— start Provided records —

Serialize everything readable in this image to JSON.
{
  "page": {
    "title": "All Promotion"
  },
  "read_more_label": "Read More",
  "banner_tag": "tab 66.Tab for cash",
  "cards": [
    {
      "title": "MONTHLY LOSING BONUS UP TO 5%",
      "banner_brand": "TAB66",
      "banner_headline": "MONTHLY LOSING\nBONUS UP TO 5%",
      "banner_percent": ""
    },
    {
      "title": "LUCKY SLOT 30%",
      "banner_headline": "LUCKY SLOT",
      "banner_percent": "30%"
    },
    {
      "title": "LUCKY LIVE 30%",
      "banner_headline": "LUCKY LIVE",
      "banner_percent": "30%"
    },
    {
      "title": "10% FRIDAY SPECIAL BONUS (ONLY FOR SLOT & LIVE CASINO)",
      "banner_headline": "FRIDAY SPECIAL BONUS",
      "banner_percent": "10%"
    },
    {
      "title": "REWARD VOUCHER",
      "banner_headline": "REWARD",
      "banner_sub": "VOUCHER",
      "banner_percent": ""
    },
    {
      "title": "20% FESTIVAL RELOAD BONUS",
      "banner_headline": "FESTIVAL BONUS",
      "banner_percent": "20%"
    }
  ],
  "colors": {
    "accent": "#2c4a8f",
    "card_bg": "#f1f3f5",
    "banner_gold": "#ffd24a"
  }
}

— end Provided records —
— start Provided records —

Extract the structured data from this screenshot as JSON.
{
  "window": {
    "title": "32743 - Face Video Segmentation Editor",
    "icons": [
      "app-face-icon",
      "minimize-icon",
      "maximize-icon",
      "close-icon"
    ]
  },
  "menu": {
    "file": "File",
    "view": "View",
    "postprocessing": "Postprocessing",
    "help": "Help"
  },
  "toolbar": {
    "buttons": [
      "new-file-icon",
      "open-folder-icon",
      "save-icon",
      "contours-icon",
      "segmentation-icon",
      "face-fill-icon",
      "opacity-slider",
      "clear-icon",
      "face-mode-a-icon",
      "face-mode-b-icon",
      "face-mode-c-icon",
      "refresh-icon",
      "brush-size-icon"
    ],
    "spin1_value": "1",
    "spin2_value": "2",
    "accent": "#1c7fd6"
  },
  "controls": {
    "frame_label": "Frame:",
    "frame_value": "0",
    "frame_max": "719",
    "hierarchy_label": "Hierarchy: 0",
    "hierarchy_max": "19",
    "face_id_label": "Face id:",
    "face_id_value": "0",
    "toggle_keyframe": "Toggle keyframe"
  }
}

— end Provided records —
— start Provided records —

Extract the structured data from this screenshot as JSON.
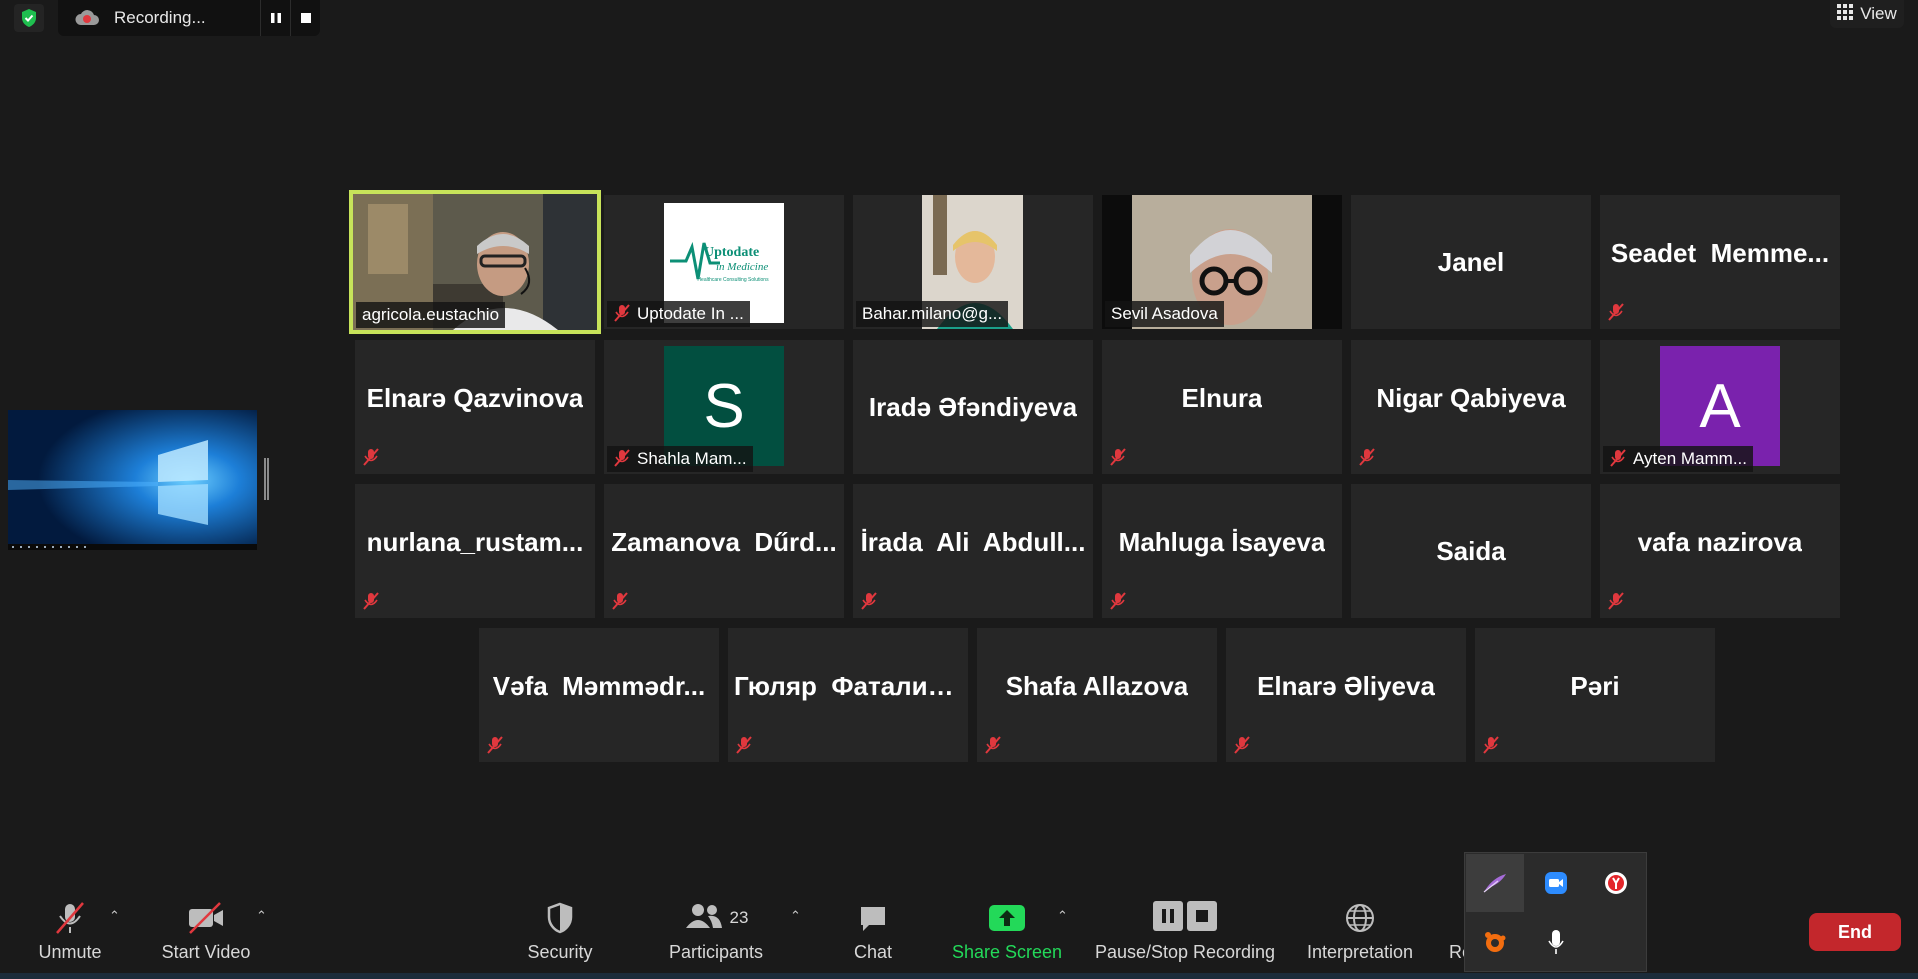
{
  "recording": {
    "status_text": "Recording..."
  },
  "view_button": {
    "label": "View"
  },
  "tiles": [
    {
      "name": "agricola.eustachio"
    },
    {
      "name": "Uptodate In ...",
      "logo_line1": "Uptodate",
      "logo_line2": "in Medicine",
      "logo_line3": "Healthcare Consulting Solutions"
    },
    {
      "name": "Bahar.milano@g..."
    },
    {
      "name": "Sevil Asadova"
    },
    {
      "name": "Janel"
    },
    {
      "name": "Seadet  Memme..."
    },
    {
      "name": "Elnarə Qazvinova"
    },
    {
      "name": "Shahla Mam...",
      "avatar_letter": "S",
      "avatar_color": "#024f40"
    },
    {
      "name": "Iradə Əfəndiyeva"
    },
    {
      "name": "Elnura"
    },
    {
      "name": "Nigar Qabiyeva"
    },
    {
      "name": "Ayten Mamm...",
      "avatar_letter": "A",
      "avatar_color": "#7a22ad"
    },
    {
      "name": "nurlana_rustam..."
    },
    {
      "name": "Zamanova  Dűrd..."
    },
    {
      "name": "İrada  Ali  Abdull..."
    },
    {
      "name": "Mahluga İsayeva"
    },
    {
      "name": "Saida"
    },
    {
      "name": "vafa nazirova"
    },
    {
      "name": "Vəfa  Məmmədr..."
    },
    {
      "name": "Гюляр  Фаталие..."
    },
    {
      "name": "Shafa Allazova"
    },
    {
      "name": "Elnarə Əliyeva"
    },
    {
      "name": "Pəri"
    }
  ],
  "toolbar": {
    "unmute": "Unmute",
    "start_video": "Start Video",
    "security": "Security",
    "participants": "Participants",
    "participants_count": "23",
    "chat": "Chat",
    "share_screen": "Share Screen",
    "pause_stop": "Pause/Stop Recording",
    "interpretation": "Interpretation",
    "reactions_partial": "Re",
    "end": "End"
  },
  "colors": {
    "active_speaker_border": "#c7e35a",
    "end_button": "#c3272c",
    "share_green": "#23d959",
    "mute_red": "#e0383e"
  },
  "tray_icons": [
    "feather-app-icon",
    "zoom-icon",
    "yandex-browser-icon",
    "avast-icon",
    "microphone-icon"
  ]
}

— end Provided records —

● What you are asked to do
Go through the material and select each line with the string "SLOT" in it.

● Answer to the task
      "title": "LUCKY SLOT 30%",
      "banner_headline": "LUCKY SLOT",
      "title": "10% FRIDAY SPECIAL BONUS (ONLY FOR SLOT & LIVE CASINO)",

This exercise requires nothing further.